_WORKING DATA:_
====
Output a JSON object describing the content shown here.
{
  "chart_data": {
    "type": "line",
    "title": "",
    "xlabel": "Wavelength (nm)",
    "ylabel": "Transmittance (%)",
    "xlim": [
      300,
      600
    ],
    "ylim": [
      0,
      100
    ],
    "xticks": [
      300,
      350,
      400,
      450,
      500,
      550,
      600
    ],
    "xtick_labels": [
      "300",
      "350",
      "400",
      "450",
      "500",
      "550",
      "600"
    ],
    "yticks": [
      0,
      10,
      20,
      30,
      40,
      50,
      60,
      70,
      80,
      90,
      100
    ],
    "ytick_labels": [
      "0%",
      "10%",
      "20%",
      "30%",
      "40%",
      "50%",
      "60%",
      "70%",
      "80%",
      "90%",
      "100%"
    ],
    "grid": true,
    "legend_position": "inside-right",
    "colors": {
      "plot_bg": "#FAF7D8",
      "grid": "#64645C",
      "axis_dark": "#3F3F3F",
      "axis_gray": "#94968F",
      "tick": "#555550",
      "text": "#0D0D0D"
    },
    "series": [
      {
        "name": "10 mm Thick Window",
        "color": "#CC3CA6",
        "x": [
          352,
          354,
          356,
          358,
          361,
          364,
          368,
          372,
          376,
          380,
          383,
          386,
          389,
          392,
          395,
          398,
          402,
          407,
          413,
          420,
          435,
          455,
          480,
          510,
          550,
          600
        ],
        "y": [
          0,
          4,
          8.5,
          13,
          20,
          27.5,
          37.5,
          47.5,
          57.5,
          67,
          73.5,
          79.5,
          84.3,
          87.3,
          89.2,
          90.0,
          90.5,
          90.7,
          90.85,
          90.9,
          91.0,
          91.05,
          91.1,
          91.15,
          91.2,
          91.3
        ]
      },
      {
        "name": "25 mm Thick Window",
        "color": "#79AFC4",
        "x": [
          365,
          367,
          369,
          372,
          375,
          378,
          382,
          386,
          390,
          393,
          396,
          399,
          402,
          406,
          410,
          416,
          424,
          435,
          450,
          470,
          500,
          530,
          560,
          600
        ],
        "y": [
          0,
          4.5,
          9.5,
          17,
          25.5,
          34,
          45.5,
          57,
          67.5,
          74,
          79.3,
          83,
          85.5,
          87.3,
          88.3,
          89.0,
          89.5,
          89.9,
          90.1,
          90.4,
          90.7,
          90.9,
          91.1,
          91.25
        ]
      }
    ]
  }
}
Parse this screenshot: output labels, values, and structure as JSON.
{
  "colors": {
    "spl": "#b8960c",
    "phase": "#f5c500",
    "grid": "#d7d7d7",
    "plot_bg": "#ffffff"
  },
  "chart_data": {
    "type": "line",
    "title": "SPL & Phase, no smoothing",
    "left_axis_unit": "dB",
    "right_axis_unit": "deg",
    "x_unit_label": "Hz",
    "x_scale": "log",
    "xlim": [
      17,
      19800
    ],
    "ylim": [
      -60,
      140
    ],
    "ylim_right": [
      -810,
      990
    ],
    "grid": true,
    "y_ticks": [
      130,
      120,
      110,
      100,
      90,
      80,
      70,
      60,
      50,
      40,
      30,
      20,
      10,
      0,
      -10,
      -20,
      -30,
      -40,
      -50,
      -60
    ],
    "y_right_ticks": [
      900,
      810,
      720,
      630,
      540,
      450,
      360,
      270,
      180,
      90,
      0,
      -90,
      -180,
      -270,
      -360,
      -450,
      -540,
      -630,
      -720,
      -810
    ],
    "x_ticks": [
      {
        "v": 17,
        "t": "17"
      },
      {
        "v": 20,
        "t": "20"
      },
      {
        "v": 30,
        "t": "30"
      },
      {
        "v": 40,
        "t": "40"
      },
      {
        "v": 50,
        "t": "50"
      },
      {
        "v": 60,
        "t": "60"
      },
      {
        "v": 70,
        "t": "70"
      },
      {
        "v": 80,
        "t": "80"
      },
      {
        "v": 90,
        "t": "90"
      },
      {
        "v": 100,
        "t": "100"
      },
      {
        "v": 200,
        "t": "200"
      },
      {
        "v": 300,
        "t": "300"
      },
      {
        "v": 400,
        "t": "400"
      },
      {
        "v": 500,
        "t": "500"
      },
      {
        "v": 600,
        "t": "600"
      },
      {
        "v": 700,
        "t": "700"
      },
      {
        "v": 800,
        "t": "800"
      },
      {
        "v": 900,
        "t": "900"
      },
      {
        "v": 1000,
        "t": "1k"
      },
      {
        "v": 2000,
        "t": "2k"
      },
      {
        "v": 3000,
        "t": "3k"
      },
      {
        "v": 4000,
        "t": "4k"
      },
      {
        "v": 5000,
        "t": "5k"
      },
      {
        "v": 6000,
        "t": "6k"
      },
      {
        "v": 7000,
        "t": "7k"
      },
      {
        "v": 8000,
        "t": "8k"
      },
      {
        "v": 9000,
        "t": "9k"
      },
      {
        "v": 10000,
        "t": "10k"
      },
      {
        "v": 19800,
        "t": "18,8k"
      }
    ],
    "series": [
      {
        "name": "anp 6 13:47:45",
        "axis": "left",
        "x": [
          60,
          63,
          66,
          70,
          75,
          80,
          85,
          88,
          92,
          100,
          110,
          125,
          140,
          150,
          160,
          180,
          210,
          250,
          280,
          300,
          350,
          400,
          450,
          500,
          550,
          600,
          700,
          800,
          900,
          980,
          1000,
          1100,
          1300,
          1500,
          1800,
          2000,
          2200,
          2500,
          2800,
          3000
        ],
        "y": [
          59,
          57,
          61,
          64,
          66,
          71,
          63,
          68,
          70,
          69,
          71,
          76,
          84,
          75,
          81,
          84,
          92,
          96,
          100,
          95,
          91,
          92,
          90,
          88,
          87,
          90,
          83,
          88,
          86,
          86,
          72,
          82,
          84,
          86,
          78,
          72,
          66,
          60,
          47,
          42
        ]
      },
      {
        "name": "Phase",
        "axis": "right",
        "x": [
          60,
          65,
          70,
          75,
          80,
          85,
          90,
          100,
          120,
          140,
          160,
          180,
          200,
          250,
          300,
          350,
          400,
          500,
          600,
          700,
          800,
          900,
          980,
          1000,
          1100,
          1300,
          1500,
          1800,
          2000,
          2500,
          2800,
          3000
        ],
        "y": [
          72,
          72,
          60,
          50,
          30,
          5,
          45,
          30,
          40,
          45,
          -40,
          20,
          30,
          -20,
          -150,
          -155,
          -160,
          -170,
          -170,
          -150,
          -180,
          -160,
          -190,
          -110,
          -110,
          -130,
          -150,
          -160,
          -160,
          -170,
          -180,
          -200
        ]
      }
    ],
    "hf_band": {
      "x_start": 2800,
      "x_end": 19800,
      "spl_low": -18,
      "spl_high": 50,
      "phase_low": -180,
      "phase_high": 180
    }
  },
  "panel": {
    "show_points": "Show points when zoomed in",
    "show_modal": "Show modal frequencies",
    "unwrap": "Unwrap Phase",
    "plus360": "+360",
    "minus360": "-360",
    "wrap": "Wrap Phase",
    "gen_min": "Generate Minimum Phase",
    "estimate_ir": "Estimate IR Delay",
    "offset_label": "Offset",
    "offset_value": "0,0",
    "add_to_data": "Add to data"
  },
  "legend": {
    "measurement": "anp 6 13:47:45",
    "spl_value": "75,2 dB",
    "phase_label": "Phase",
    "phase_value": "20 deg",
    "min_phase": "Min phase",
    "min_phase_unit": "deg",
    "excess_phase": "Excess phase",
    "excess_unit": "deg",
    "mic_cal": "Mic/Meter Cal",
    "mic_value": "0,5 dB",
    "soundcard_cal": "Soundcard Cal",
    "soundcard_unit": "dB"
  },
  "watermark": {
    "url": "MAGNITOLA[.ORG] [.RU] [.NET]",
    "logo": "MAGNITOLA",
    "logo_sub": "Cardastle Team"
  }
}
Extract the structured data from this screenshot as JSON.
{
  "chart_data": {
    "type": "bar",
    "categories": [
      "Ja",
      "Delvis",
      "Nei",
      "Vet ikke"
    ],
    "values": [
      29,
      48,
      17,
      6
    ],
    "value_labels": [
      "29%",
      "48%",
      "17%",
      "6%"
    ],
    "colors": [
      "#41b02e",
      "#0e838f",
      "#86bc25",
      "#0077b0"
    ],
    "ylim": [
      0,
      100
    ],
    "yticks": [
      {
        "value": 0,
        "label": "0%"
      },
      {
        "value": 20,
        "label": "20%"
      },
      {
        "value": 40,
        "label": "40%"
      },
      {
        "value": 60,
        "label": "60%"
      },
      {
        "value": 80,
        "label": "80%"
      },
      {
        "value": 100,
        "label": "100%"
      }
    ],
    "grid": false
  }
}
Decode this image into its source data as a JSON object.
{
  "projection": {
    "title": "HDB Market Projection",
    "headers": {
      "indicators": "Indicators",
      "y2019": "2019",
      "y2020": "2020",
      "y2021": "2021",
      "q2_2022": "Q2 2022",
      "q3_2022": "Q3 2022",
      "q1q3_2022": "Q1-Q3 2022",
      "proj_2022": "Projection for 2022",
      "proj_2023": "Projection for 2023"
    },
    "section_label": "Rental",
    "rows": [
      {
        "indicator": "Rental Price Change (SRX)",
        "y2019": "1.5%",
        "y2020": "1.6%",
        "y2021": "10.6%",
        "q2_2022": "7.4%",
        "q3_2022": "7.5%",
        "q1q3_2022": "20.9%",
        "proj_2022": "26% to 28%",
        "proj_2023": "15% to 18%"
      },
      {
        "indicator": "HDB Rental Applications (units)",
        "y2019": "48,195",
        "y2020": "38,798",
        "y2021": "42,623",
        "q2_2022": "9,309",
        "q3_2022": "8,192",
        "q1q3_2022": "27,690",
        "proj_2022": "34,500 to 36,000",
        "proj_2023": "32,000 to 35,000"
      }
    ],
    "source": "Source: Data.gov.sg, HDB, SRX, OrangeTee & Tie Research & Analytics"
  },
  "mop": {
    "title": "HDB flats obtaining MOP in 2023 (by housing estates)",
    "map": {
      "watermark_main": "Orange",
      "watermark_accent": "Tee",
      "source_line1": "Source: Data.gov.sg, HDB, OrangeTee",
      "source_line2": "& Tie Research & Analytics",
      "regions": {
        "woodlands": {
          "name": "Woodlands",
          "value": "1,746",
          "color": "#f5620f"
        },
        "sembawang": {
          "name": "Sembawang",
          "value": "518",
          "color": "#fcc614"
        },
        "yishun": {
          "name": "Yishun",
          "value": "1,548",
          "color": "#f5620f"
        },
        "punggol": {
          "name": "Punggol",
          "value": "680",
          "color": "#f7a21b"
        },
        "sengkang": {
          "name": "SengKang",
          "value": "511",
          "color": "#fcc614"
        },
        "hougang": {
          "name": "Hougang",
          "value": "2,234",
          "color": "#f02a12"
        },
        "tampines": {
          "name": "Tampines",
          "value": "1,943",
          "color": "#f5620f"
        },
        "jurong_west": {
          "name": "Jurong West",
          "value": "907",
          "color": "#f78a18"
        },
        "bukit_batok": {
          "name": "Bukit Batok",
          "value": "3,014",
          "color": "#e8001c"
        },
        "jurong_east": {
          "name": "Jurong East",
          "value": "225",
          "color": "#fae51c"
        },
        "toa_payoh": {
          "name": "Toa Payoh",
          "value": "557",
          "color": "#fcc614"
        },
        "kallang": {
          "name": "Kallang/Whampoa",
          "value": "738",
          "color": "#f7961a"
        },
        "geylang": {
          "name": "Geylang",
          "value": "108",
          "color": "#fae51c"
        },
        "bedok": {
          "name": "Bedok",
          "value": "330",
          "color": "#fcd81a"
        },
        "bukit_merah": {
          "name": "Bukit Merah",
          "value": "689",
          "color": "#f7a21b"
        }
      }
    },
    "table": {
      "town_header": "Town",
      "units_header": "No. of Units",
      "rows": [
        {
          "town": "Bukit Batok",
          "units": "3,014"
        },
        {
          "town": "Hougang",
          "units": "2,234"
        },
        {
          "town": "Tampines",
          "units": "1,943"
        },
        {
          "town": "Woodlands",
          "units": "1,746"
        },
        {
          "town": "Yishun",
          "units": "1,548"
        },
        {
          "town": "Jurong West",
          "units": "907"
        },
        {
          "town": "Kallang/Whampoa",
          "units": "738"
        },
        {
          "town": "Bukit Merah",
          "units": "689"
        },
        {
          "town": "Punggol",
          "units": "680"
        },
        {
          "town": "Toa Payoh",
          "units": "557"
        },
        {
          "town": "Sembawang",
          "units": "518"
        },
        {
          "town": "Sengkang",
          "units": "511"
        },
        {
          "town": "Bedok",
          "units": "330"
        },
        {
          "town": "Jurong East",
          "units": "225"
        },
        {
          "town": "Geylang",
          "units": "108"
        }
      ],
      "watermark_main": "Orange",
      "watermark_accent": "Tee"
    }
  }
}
====
_STATED TASK:_
Which lines hold the word "Window"? Copy each of them from the records.

_WRITTEN ANSWER:_
        "name": "10 mm Thick Window",
        "name": "25 mm Thick Window",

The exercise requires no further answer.